Exactly as written, print each record in the listing.

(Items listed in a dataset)
###

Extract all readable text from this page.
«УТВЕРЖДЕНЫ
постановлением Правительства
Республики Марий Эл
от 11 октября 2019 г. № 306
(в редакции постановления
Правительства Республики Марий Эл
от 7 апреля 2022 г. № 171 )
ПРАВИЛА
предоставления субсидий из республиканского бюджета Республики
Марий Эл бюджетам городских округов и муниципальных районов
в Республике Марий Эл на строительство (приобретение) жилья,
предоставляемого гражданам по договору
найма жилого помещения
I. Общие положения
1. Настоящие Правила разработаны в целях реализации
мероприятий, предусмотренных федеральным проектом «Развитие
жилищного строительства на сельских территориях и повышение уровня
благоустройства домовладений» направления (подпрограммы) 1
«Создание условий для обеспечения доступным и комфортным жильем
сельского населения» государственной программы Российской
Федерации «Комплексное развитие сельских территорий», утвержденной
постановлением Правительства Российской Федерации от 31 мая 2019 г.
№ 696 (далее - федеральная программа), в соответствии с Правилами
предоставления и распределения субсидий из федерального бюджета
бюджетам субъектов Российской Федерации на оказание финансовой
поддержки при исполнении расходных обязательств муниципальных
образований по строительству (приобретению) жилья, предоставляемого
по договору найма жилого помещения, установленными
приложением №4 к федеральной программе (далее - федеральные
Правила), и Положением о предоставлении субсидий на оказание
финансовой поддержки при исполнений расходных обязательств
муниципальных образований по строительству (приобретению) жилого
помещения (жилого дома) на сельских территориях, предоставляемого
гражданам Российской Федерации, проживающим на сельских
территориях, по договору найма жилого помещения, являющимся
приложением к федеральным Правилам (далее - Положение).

###

PROBLEM SOLUTION —
Extract all readable text from this page.
«УТВЕРЖДЕНЫ
постановлением Правительства
Республики Марий Эл
от 11 октября 2019 г. № 306
(в редакции постановления
Правительства Республики Марий Эл
от 7 апреля 2022 г. № 171 )
ПРАВИЛА
предоставления субсидий из республиканского бюджета Республики
Марий Эл бюджетам городских округов и муниципальных районов
в Республике Марий Эл на строительство (приобретение) жилья,
предоставляемого гражданам по договору
найма жилого помещения
I. Общие положения
1. Настоящие Правила разработаны в целях реализации
мероприятий, предусмотренных федеральным проектом «Развитие
жилищного строительства на сельских территориях и повышение уровня
благоустройства домовладений» направления (подпрограммы) 1
«Создание условий для обеспечения доступным и комфортным жильем
сельского населения» государственной программы Российской
Федерации «Комплексное развитие сельских территорий», утвержденной
постановлением Правительства Российской Федерации от 31 мая 2019 г.
№ 696 (далее - федеральная программа), в соответствии с Правилами
предоставления и распределения субсидий из федерального бюджета
бюджетам субъектов Российской Федерации на оказание финансовой
поддержки при исполнении расходных обязательств муниципальных
образований по строительству (приобретению) жилья, предоставляемого
по договору найма жилого помещения, установленными
приложением №4 к федеральной программе (далее - федеральные
Правила), и Положением о предоставлении субсидий на оказание
финансовой поддержки при исполнений расходных обязательств
муниципальных образований по строительству (приобретению) жилого
помещения (жилого дома) на сельских территориях, предоставляемого
гражданам Российской Федерации, проживающим на сельских
территориях, по договору найма жилого помещения, являющимся
приложением к федеральным Правилам (далее - Положение).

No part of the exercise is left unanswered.